### TASK INPUTS
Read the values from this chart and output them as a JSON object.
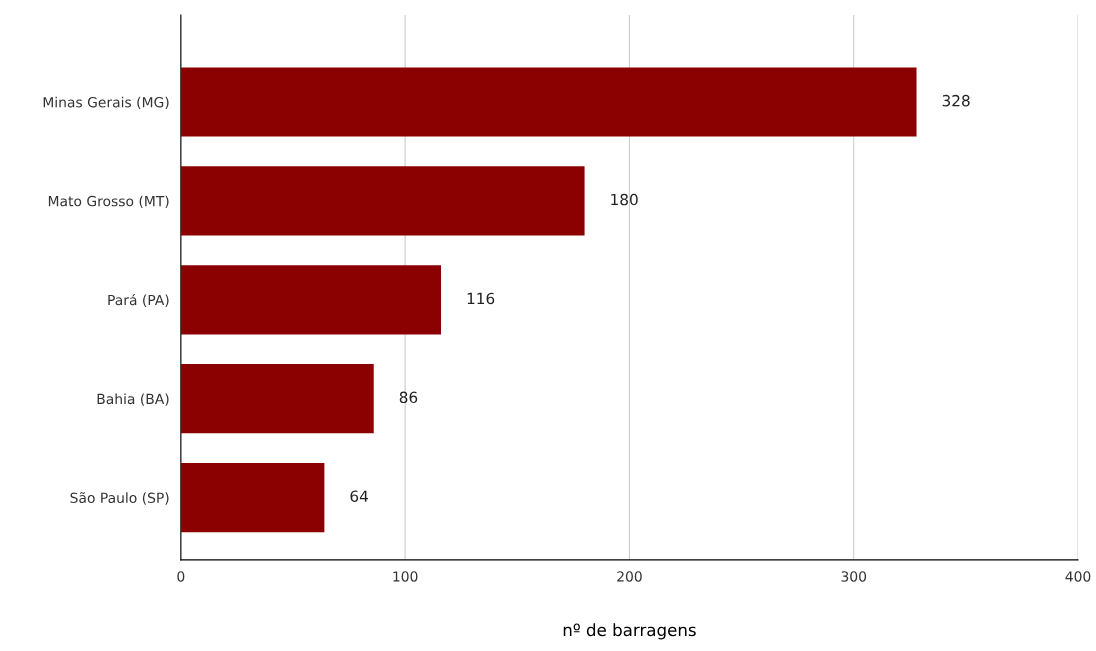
{
  "chart_data": {
    "type": "bar",
    "orientation": "horizontal",
    "xlabel": "nº de barragens",
    "categories": [
      "Minas Gerais (MG)",
      "Mato Grosso (MT)",
      "Pará (PA)",
      "Bahia (BA)",
      "São Paulo (SP)"
    ],
    "values": [
      328,
      180,
      116,
      86,
      64
    ],
    "color": "#8b0000",
    "xlim": [
      0,
      400
    ],
    "xticks": [
      0,
      100,
      200,
      300,
      400
    ],
    "grid": "x",
    "data_labels": true
  }
}
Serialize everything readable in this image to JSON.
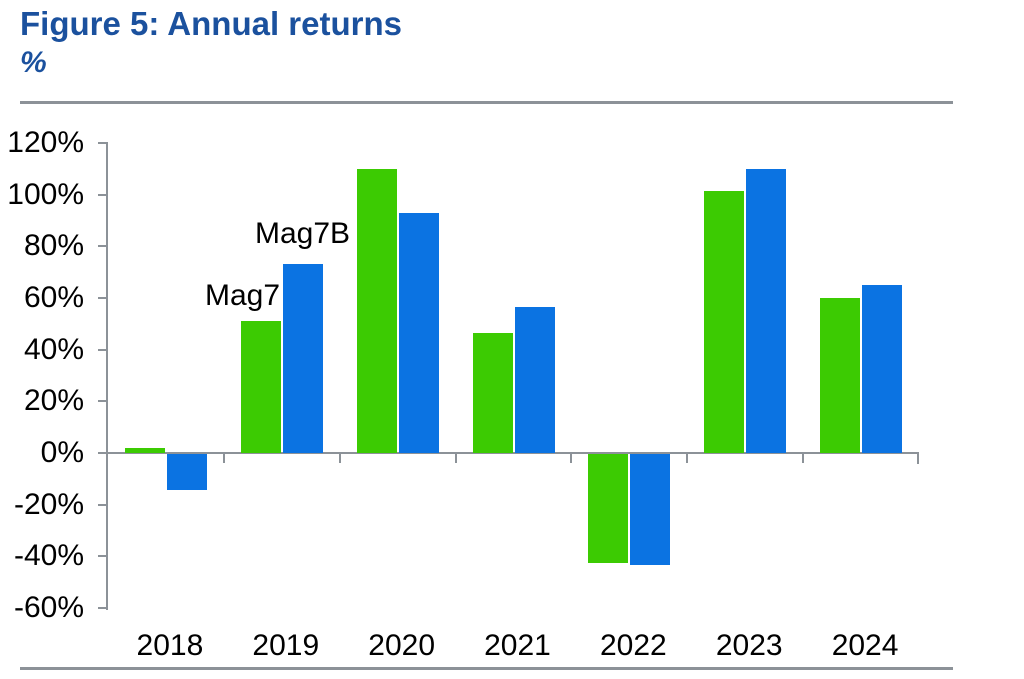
{
  "figure": {
    "title": "Figure 5: Annual returns",
    "subtitle": "%"
  },
  "colors": {
    "title_blue": "#1B519E",
    "mag7_green": "#3CCB02",
    "mag7b_blue": "#0B73E2",
    "rule_gray": "#8C9298",
    "axis_gray": "#8C9298",
    "text_black": "#000000"
  },
  "chart_data": {
    "type": "bar",
    "title": "Figure 5: Annual returns",
    "ylabel": "%",
    "grid": false,
    "legend_position": "inline-labels-near-2019-bars",
    "categories": [
      "2018",
      "2019",
      "2020",
      "2021",
      "2022",
      "2023",
      "2024"
    ],
    "series": [
      {
        "name": "Mag7",
        "color": "#3CCB02",
        "values": [
          2,
          51,
          110,
          46.5,
          -42,
          101.5,
          60
        ]
      },
      {
        "name": "Mag7B",
        "color": "#0B73E2",
        "values": [
          -14,
          73,
          93,
          56.5,
          -43,
          110,
          65
        ]
      }
    ],
    "series_labels": [
      {
        "text": "Mag7"
      },
      {
        "text": "Mag7B"
      }
    ],
    "ylim": [
      -60,
      120
    ],
    "ytick_step": 20,
    "ytick_values": [
      120,
      100,
      80,
      60,
      40,
      20,
      0,
      -20,
      -40,
      -60
    ],
    "ytick_labels": [
      "120%",
      "100%",
      "80%",
      "60%",
      "40%",
      "20%",
      "0%",
      "-20%",
      "-40%",
      "-60%"
    ]
  }
}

### WRITTEN INSTRUCTION
Reproduce all the entries that precede this task, word for word, minus any pictures.

### RESULT FOR THIS EXERCISE
Read the values from this chart and output them as a JSON object.
{
  "chart_data": {
    "type": "bar",
    "orientation": "horizontal",
    "xlabel": "nº de barragens",
    "categories": [
      "Minas Gerais (MG)",
      "Mato Grosso (MT)",
      "Pará (PA)",
      "Bahia (BA)",
      "São Paulo (SP)"
    ],
    "values": [
      328,
      180,
      116,
      86,
      64
    ],
    "color": "#8b0000",
    "xlim": [
      0,
      400
    ],
    "xticks": [
      0,
      100,
      200,
      300,
      400
    ],
    "grid": "x",
    "data_labels": true
  }
}
Serialize everything readable in this image to JSON.
{
  "figure": {
    "title": "Figure 5: Annual returns",
    "subtitle": "%"
  },
  "colors": {
    "title_blue": "#1B519E",
    "mag7_green": "#3CCB02",
    "mag7b_blue": "#0B73E2",
    "rule_gray": "#8C9298",
    "axis_gray": "#8C9298",
    "text_black": "#000000"
  },
  "chart_data": {
    "type": "bar",
    "title": "Figure 5: Annual returns",
    "ylabel": "%",
    "grid": false,
    "legend_position": "inline-labels-near-2019-bars",
    "categories": [
      "2018",
      "2019",
      "2020",
      "2021",
      "2022",
      "2023",
      "2024"
    ],
    "series": [
      {
        "name": "Mag7",
        "color": "#3CCB02",
        "values": [
          2,
          51,
          110,
          46.5,
          -42,
          101.5,
          60
        ]
      },
      {
        "name": "Mag7B",
        "color": "#0B73E2",
        "values": [
          -14,
          73,
          93,
          56.5,
          -43,
          110,
          65
        ]
      }
    ],
    "series_labels": [
      {
        "text": "Mag7"
      },
      {
        "text": "Mag7B"
      }
    ],
    "ylim": [
      -60,
      120
    ],
    "ytick_step": 20,
    "ytick_values": [
      120,
      100,
      80,
      60,
      40,
      20,
      0,
      -20,
      -40,
      -60
    ],
    "ytick_labels": [
      "120%",
      "100%",
      "80%",
      "60%",
      "40%",
      "20%",
      "0%",
      "-20%",
      "-40%",
      "-60%"
    ]
  }
}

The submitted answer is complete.